THE REQUEST – Quote, verbatim, all material below, without pictures.

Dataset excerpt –
------

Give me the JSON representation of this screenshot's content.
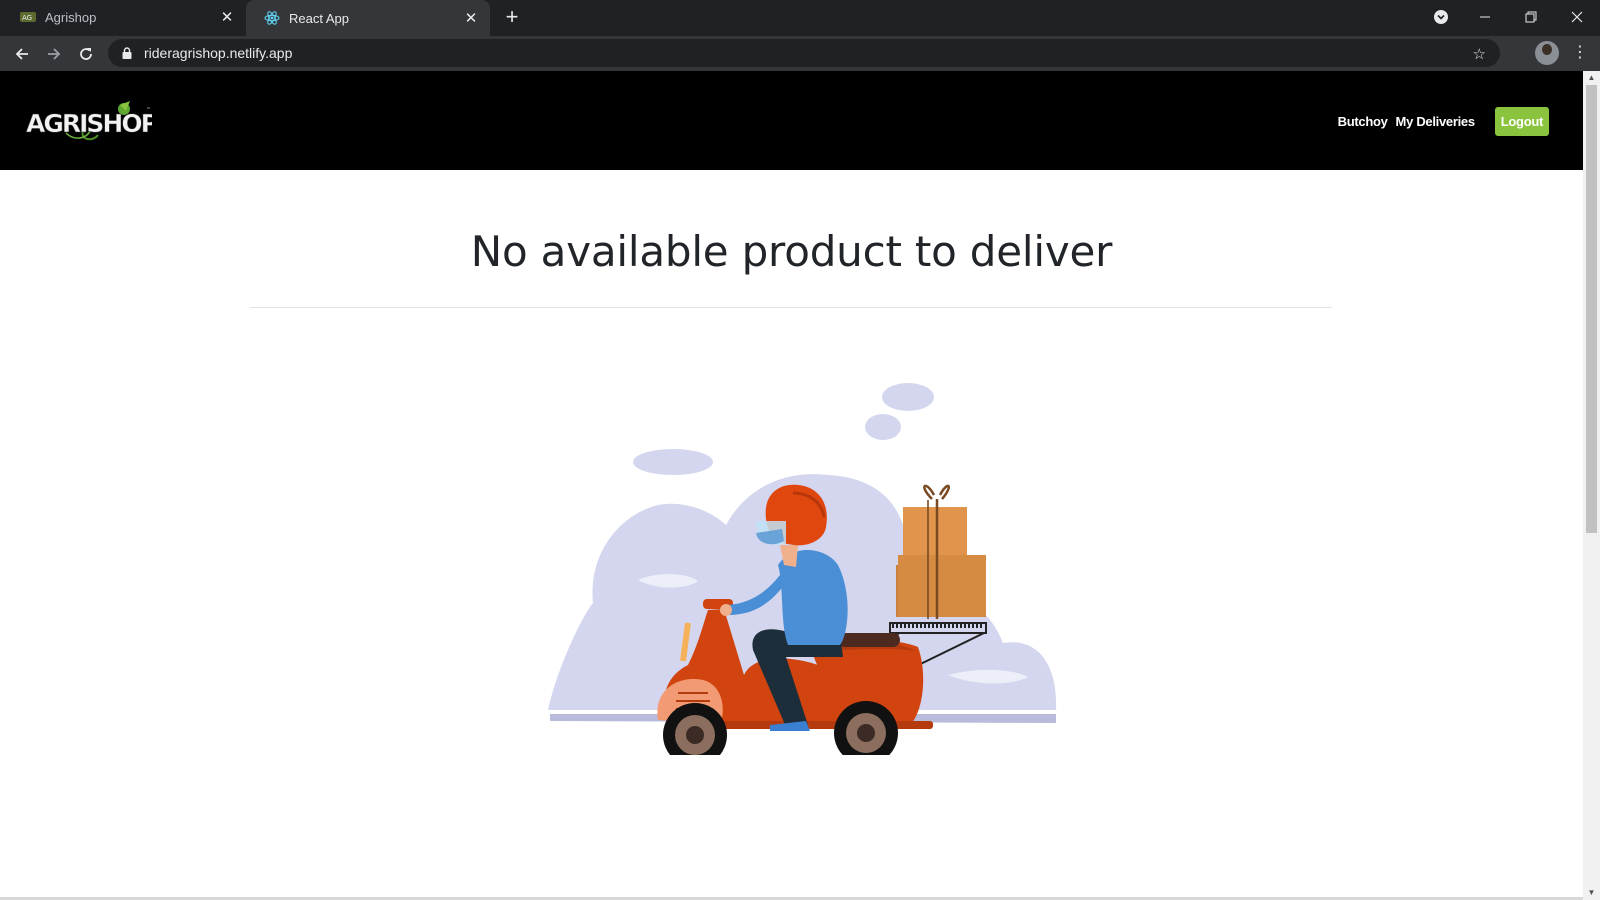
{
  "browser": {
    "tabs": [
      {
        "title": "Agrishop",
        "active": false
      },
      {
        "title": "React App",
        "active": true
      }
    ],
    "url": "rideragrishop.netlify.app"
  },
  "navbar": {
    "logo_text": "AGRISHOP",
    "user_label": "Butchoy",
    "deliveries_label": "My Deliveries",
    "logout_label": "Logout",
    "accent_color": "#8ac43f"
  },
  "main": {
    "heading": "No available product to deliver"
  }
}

------

RESULT FOR THIS TASK –
Give me the JSON representation of this screenshot's content.
{
  "browser": {
    "tabs": [
      {
        "title": "Agrishop",
        "active": false
      },
      {
        "title": "React App",
        "active": true
      }
    ],
    "url": "rideragrishop.netlify.app"
  },
  "navbar": {
    "logo_text": "AGRISHOP",
    "user_label": "Butchoy",
    "deliveries_label": "My Deliveries",
    "logout_label": "Logout",
    "accent_color": "#8ac43f"
  },
  "main": {
    "heading": "No available product to deliver"
  }
}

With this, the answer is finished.